Provided data:
## begin

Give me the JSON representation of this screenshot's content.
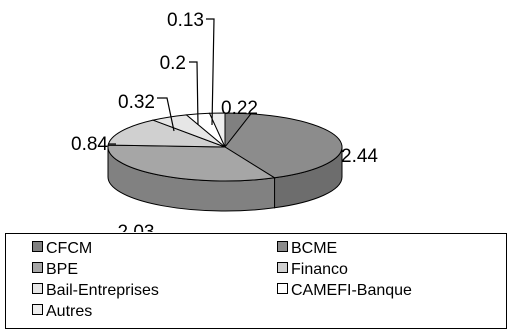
{
  "chart_data": {
    "type": "pie",
    "title": "",
    "categories": [
      "CFCM",
      "BCME",
      "BPE",
      "Financo",
      "Bail-Entreprises",
      "CAMEFI-Banque",
      "Autres"
    ],
    "values": [
      0.22,
      2.44,
      2.03,
      0.84,
      0.32,
      0.2,
      0.13
    ],
    "data_labels": [
      "0.22",
      "2.44",
      "2.03",
      "0.84",
      "0.32",
      "0.2",
      "0.13"
    ],
    "colors": [
      "#808080",
      "#8c8c8c",
      "#a6a6a6",
      "#d0d0d0",
      "#e6e6e6",
      "#ffffff",
      "#eeeeee"
    ],
    "style": "3d",
    "legend_position": "bottom"
  }
}
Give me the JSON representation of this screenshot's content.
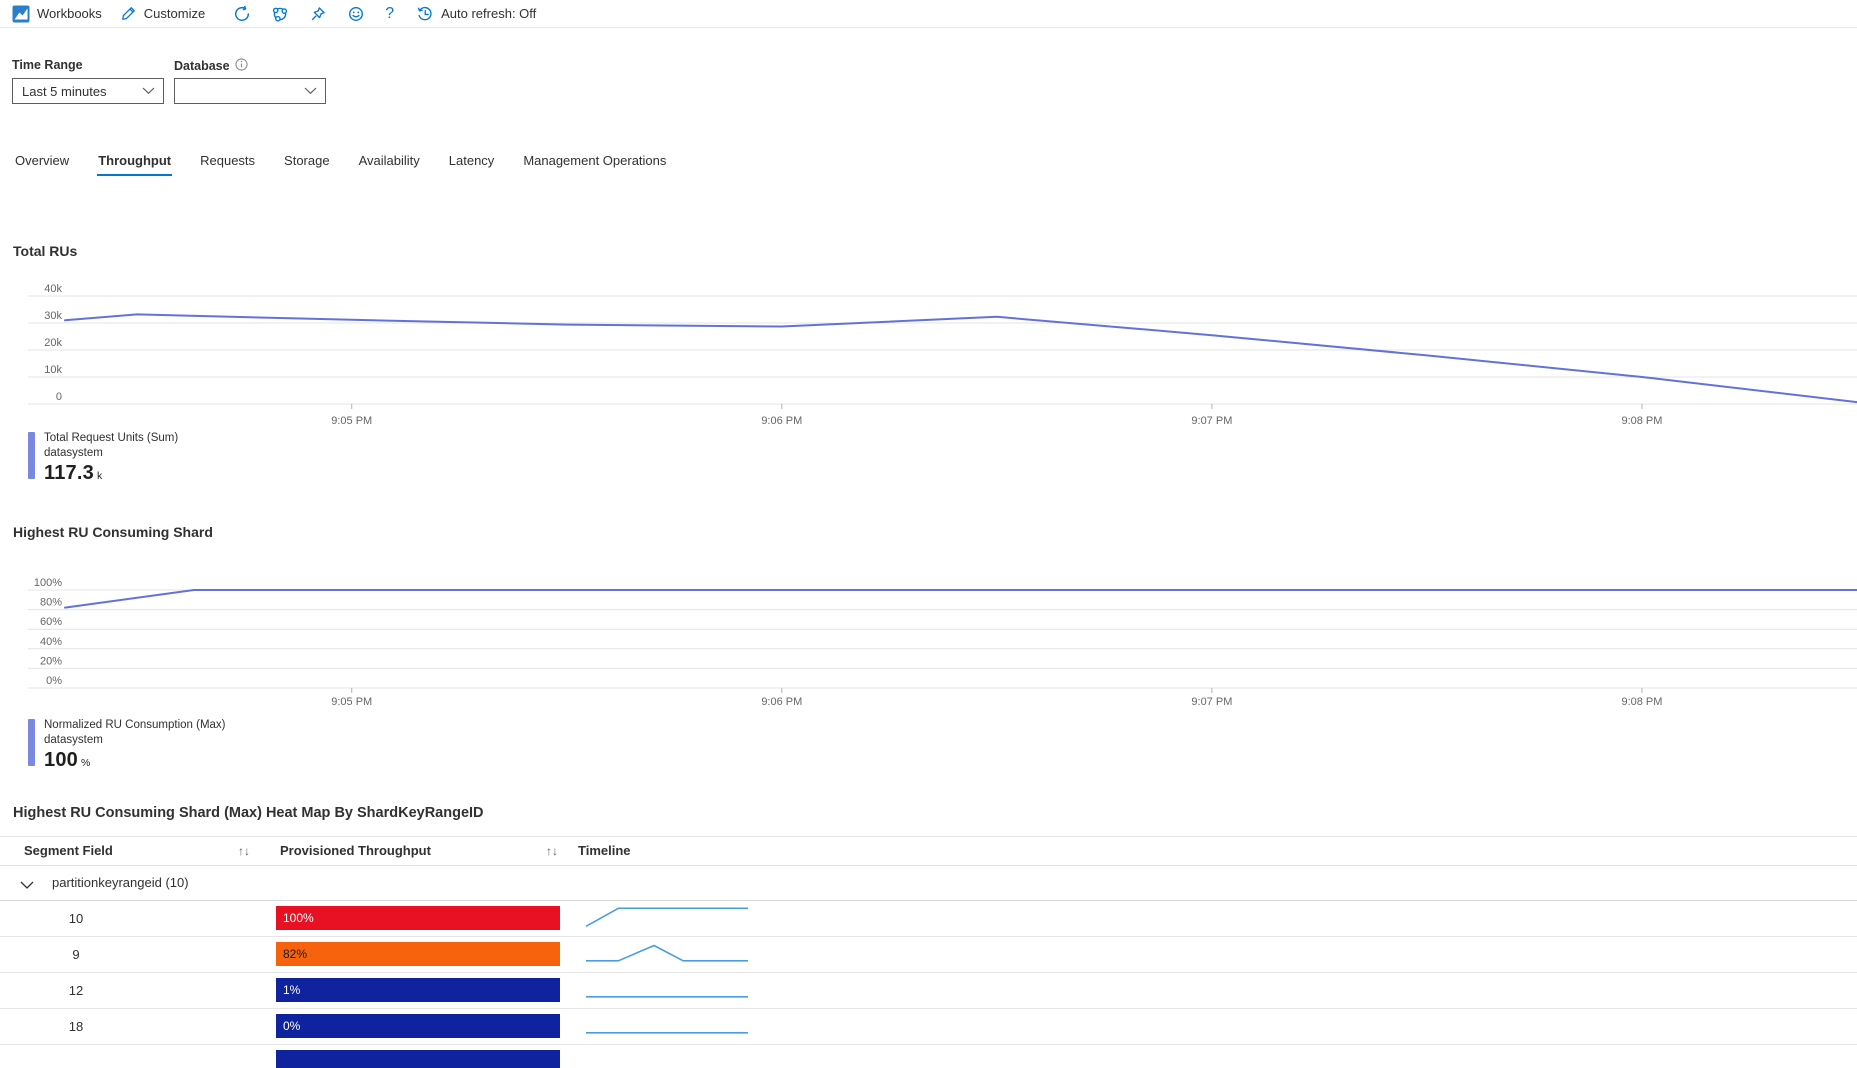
{
  "toolbar": {
    "app": "Workbooks",
    "customize": "Customize",
    "auto_refresh": "Auto refresh: Off",
    "icons": [
      "workbooks-logo",
      "pencil-icon",
      "refresh-icon",
      "nodes-icon",
      "pin-icon",
      "smiley-icon",
      "help-icon",
      "history-clock-icon"
    ]
  },
  "filters": {
    "time_range": {
      "label": "Time Range",
      "value": "Last 5 minutes"
    },
    "database": {
      "label": "Database",
      "value": "",
      "has_info_icon": true
    }
  },
  "tabs": [
    {
      "label": "Overview",
      "selected": false
    },
    {
      "label": "Throughput",
      "selected": true
    },
    {
      "label": "Requests",
      "selected": false
    },
    {
      "label": "Storage",
      "selected": false
    },
    {
      "label": "Availability",
      "selected": false
    },
    {
      "label": "Latency",
      "selected": false
    },
    {
      "label": "Management Operations",
      "selected": false
    }
  ],
  "colors": {
    "accent": "#0078d4",
    "chart_line": "#6372d8",
    "legend_bar": "#7b88e0",
    "grid": "#e4e4e4",
    "axis_text": "#666666",
    "spark_line": "#4a9ede",
    "heat_red": "#e81123",
    "heat_orange": "#f7630c",
    "heat_blue": "#10239e"
  },
  "chart_data": [
    {
      "type": "line",
      "title": "Total RUs",
      "xlabel": "",
      "ylabel": "",
      "ylim": [
        0,
        40000
      ],
      "yticks": [
        "40k",
        "30k",
        "20k",
        "10k",
        "0"
      ],
      "grid": true,
      "legend_position": "bottom-left",
      "x_window": {
        "start": "9:04:20 PM",
        "end": "9:08:30 PM",
        "seconds": 250
      },
      "xticks": [
        {
          "s": 40,
          "label": "9:05 PM"
        },
        {
          "s": 100,
          "label": "9:06 PM"
        },
        {
          "s": 160,
          "label": "9:07 PM"
        },
        {
          "s": 220,
          "label": "9:08 PM"
        }
      ],
      "series": [
        {
          "name": "Total Request Units (Sum)",
          "resource": "datasystem",
          "total_display": "117.3",
          "total_unit": "k",
          "points": [
            {
              "s": 0,
              "t": "9:04:20 PM",
              "v": 31000
            },
            {
              "s": 10,
              "t": "9:04:30 PM",
              "v": 33200
            },
            {
              "s": 40,
              "t": "9:05:00 PM",
              "v": 31200
            },
            {
              "s": 70,
              "t": "9:05:30 PM",
              "v": 29400
            },
            {
              "s": 100,
              "t": "9:06:00 PM",
              "v": 28700
            },
            {
              "s": 130,
              "t": "9:06:30 PM",
              "v": 32300
            },
            {
              "s": 160,
              "t": "9:07:00 PM",
              "v": 25500
            },
            {
              "s": 190,
              "t": "9:07:30 PM",
              "v": 18000
            },
            {
              "s": 220,
              "t": "9:08:00 PM",
              "v": 10000
            },
            {
              "s": 250,
              "t": "9:08:30 PM",
              "v": 700
            }
          ]
        }
      ]
    },
    {
      "type": "line",
      "title": "Highest RU Consuming Shard",
      "xlabel": "",
      "ylabel": "",
      "ylim": [
        0,
        100
      ],
      "yticks": [
        "100%",
        "80%",
        "60%",
        "40%",
        "20%",
        "0%"
      ],
      "grid": true,
      "legend_position": "bottom-left",
      "x_window": {
        "start": "9:04:20 PM",
        "end": "9:08:30 PM",
        "seconds": 250
      },
      "xticks": [
        {
          "s": 40,
          "label": "9:05 PM"
        },
        {
          "s": 100,
          "label": "9:06 PM"
        },
        {
          "s": 160,
          "label": "9:07 PM"
        },
        {
          "s": 220,
          "label": "9:08 PM"
        }
      ],
      "series": [
        {
          "name": "Normalized RU Consumption (Max)",
          "resource": "datasystem",
          "total_display": "100",
          "total_unit": "%",
          "points": [
            {
              "s": 0,
              "t": "9:04:20 PM",
              "v": 82
            },
            {
              "s": 18,
              "t": "9:04:38 PM",
              "v": 100
            },
            {
              "s": 40,
              "t": "9:05:00 PM",
              "v": 100
            },
            {
              "s": 100,
              "t": "9:06:00 PM",
              "v": 100
            },
            {
              "s": 160,
              "t": "9:07:00 PM",
              "v": 100
            },
            {
              "s": 220,
              "t": "9:08:00 PM",
              "v": 100
            },
            {
              "s": 250,
              "t": "9:08:30 PM",
              "v": 100
            }
          ]
        }
      ]
    },
    {
      "type": "table",
      "title": "Highest RU Consuming Shard (Max) Heat Map By ShardKeyRangeID",
      "columns": [
        "Segment Field",
        "Provisioned Throughput",
        "Timeline"
      ],
      "sortable_columns": [
        "Segment Field",
        "Provisioned Throughput"
      ],
      "group_label": "partitionkeyrangeid (10)",
      "group_expanded": true,
      "rows": [
        {
          "segment": "10",
          "throughput_pct": "100%",
          "heat_color": "#e81123",
          "text_color": "#ffffff",
          "spark": [
            [
              0,
              0.92
            ],
            [
              0.2,
              0.06
            ],
            [
              1,
              0.06
            ]
          ],
          "partial": false
        },
        {
          "segment": "9",
          "throughput_pct": "82%",
          "heat_color": "#f7630c",
          "text_color": "#1b1a19",
          "spark": [
            [
              0,
              0.85
            ],
            [
              0.2,
              0.85
            ],
            [
              0.42,
              0.12
            ],
            [
              0.6,
              0.85
            ],
            [
              1,
              0.85
            ]
          ],
          "partial": false
        },
        {
          "segment": "12",
          "throughput_pct": "1%",
          "heat_color": "#10239e",
          "text_color": "#ffffff",
          "spark": [
            [
              0,
              0.85
            ],
            [
              1,
              0.85
            ]
          ],
          "partial": false
        },
        {
          "segment": "18",
          "throughput_pct": "0%",
          "heat_color": "#10239e",
          "text_color": "#ffffff",
          "spark": [
            [
              0,
              0.85
            ],
            [
              1,
              0.85
            ]
          ],
          "partial": false
        },
        {
          "segment": "",
          "throughput_pct": "",
          "heat_color": "#10239e",
          "text_color": "#ffffff",
          "spark": null,
          "partial": true
        }
      ]
    }
  ]
}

## end

Set problem:
Scan the lines for the string "Provisioned". Copy out each line that matches.

Result of the task:
        "Provisioned Throughput",
        "Provisioned Throughput"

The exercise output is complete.